Data entries -
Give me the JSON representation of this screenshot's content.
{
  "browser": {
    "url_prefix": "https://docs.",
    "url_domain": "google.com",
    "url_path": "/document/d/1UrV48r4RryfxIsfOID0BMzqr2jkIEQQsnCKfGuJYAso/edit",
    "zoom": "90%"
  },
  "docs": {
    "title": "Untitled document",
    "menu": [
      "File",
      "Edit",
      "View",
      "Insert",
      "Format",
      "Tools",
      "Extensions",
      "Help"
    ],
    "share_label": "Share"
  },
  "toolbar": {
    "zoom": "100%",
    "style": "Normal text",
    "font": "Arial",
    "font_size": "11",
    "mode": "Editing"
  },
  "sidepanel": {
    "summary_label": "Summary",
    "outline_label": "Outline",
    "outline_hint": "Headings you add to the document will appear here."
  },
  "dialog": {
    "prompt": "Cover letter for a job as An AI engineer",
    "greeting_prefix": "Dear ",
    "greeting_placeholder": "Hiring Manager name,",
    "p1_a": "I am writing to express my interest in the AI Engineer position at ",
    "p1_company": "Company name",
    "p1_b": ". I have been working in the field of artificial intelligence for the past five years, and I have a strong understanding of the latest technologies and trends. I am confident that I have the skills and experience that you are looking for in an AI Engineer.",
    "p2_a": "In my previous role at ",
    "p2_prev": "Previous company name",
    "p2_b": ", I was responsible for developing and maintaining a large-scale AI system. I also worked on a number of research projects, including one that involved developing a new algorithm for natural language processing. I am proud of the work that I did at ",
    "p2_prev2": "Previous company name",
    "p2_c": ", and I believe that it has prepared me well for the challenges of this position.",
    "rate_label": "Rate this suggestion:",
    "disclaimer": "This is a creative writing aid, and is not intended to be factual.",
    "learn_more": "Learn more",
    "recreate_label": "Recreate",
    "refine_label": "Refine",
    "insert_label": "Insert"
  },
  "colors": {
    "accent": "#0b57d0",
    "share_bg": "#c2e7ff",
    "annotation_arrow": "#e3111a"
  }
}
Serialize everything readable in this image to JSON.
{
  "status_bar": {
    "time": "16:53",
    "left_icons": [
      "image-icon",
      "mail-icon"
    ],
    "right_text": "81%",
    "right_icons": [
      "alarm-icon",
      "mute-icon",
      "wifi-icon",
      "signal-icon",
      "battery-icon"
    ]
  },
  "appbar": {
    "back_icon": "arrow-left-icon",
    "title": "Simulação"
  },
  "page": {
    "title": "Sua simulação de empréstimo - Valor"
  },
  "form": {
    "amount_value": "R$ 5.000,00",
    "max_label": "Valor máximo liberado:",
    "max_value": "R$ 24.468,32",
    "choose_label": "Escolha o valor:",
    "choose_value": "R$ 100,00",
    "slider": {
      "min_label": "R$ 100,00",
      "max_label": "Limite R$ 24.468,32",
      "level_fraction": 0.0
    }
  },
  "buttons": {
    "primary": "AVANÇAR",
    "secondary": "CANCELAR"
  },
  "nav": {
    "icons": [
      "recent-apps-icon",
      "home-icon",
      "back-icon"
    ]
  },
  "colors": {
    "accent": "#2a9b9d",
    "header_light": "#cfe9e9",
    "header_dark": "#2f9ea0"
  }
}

Exercise directions - Every line from the one containing "Serialize everything readable" through the end of the entries above must be echoed exactly, with both ends kept.

Result of this task -
Serialize everything readable in this image to JSON.
{
  "status_bar": {
    "time": "16:53",
    "left_icons": [
      "image-icon",
      "mail-icon"
    ],
    "right_text": "81%",
    "right_icons": [
      "alarm-icon",
      "mute-icon",
      "wifi-icon",
      "signal-icon",
      "battery-icon"
    ]
  },
  "appbar": {
    "back_icon": "arrow-left-icon",
    "title": "Simulação"
  },
  "page": {
    "title": "Sua simulação de empréstimo - Valor"
  },
  "form": {
    "amount_value": "R$ 5.000,00",
    "max_label": "Valor máximo liberado:",
    "max_value": "R$ 24.468,32",
    "choose_label": "Escolha o valor:",
    "choose_value": "R$ 100,00",
    "slider": {
      "min_label": "R$ 100,00",
      "max_label": "Limite R$ 24.468,32",
      "level_fraction": 0.0
    }
  },
  "buttons": {
    "primary": "AVANÇAR",
    "secondary": "CANCELAR"
  },
  "nav": {
    "icons": [
      "recent-apps-icon",
      "home-icon",
      "back-icon"
    ]
  },
  "colors": {
    "accent": "#2a9b9d",
    "header_light": "#cfe9e9",
    "header_dark": "#2f9ea0"
  }
}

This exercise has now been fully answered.